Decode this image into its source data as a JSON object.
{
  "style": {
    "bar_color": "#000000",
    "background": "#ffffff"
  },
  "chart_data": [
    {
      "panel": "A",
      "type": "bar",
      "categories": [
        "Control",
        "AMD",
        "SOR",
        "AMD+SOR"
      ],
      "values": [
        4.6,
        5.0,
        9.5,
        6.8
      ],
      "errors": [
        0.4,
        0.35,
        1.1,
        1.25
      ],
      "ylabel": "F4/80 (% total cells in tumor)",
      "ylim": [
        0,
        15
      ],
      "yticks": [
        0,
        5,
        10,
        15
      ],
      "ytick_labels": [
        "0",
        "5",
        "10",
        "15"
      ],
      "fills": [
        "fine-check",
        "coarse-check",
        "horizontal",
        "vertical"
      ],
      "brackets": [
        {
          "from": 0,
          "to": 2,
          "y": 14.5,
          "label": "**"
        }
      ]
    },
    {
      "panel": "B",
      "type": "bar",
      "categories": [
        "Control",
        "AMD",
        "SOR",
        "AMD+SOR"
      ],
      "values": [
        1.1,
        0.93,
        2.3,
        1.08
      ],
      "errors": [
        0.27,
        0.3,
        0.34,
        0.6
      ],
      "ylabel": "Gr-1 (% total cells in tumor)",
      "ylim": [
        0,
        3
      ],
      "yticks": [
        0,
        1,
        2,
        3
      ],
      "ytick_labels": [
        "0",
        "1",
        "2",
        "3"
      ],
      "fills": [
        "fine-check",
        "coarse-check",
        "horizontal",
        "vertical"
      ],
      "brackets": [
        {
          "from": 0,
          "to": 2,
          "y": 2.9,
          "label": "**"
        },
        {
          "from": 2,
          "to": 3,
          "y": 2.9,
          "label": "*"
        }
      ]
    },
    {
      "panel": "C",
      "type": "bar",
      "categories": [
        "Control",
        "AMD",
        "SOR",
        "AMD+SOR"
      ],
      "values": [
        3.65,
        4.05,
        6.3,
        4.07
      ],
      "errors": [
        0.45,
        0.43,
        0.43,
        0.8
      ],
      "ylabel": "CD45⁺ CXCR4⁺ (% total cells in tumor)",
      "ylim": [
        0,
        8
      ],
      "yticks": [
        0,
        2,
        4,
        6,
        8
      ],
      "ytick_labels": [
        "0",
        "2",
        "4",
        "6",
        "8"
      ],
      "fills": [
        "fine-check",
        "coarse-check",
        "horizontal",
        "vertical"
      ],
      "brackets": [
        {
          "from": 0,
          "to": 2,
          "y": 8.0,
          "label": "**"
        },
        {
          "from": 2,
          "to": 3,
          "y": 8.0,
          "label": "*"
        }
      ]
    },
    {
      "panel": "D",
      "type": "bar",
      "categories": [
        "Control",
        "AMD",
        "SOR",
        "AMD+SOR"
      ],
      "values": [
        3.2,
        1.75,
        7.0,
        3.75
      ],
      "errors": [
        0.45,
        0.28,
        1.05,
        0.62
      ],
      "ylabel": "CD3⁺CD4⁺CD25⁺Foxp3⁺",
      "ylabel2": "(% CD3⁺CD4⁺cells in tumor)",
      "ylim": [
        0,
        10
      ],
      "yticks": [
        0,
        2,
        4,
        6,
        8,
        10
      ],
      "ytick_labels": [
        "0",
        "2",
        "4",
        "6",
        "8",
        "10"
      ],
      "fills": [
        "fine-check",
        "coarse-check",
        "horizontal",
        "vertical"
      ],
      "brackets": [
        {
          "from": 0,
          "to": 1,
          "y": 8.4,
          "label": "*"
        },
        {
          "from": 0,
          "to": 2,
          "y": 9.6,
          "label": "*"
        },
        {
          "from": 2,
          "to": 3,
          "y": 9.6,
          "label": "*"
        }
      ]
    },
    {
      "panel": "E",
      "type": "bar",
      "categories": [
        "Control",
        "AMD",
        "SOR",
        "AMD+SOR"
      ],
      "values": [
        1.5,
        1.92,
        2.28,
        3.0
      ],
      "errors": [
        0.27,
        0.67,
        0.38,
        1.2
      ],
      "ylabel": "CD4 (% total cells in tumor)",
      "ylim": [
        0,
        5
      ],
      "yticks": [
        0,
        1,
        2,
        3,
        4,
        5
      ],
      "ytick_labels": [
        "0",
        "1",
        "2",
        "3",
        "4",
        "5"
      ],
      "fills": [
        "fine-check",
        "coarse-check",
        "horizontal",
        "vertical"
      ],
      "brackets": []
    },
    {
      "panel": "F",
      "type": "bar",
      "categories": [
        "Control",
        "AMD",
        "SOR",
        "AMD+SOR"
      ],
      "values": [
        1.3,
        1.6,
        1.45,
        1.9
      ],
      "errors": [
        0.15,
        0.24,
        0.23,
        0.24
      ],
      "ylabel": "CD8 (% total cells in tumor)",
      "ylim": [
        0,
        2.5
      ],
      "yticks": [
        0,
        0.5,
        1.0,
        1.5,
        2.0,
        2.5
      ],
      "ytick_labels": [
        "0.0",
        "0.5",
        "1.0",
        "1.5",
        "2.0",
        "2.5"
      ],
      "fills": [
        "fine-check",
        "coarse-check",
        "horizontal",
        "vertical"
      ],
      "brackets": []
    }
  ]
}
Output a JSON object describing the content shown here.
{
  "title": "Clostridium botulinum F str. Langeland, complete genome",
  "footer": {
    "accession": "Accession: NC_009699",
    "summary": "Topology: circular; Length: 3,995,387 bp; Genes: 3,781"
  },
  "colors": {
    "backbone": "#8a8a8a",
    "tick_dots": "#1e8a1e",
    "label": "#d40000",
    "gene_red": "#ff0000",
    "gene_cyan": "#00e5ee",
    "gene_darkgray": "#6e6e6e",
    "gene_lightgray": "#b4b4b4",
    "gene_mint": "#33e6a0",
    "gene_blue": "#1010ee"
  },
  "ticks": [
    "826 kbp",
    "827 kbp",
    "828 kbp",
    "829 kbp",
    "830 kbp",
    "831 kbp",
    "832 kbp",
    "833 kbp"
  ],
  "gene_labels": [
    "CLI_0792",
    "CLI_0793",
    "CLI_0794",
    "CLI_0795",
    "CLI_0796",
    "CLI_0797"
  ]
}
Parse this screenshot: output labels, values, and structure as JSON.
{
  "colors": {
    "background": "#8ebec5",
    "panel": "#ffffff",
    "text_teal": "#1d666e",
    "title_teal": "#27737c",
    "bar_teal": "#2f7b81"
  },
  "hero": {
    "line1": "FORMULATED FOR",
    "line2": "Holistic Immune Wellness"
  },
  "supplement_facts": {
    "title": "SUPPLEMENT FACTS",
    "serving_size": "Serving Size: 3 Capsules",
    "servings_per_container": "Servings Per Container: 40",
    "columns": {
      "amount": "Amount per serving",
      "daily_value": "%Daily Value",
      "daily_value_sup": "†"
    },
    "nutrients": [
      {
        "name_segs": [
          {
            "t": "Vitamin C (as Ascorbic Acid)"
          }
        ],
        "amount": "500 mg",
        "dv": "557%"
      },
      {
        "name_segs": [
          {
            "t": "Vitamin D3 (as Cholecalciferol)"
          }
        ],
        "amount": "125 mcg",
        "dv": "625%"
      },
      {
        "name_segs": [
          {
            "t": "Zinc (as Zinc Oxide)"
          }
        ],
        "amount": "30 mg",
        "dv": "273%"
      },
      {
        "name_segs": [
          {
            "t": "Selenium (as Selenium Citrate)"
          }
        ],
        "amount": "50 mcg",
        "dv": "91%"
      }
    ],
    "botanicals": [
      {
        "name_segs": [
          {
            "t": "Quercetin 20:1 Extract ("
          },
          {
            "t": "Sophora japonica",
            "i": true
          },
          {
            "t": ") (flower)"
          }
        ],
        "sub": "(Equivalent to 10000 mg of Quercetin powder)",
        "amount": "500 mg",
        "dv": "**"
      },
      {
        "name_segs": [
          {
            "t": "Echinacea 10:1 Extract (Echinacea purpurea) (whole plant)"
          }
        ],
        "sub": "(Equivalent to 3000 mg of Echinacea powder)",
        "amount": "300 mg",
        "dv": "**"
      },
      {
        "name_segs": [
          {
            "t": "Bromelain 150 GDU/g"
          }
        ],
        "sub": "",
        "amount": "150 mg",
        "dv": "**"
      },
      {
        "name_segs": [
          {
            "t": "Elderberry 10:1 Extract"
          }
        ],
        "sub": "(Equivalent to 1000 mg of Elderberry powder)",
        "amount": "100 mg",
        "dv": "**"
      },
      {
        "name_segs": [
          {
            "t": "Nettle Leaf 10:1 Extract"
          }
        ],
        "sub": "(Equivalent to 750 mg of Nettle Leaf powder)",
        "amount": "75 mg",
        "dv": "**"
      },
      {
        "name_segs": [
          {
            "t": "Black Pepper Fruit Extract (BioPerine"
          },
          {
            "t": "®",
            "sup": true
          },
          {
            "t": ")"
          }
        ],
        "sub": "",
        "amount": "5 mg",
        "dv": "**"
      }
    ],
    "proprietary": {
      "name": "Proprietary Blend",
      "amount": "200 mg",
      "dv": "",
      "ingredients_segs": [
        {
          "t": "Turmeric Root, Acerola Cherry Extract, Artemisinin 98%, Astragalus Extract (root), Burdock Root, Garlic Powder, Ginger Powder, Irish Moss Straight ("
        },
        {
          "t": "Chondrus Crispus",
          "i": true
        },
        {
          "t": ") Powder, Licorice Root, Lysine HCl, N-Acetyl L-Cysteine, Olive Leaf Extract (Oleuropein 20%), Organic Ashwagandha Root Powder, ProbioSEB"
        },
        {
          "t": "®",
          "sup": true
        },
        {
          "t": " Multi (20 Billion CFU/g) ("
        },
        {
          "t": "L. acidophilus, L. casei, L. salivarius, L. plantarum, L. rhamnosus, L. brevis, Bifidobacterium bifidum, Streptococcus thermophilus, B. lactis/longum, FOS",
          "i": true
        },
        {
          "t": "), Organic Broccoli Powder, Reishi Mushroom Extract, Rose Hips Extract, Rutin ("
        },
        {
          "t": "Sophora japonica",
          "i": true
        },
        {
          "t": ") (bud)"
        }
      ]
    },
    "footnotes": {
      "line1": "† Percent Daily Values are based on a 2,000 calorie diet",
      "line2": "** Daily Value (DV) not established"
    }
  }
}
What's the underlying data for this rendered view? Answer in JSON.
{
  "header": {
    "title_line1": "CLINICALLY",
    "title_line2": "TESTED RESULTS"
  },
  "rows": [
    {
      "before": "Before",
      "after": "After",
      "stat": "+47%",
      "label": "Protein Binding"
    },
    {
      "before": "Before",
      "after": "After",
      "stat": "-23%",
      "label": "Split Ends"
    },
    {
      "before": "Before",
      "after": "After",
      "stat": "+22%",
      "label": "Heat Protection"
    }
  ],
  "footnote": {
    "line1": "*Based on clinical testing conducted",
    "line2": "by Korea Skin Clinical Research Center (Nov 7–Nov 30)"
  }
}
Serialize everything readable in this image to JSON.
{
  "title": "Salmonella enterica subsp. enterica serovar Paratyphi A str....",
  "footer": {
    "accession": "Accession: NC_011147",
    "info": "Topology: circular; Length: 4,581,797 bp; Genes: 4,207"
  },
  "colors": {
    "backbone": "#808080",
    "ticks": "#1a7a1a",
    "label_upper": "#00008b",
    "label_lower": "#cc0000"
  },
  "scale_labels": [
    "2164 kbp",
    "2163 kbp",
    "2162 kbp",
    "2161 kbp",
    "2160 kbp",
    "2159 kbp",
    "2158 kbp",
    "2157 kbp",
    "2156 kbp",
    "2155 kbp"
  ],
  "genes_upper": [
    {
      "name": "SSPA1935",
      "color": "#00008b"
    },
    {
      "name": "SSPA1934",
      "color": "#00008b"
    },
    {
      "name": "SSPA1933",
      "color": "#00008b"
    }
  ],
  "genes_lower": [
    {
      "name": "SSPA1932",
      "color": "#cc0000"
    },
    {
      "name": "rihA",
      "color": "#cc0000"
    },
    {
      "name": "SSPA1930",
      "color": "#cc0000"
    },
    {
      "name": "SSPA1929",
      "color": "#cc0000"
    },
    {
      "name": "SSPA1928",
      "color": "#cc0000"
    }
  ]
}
┄┄┄┄┄┄
* Problem *
Your reply should be only the number of lines in the records above that include "tumor".

* Result of the task *
6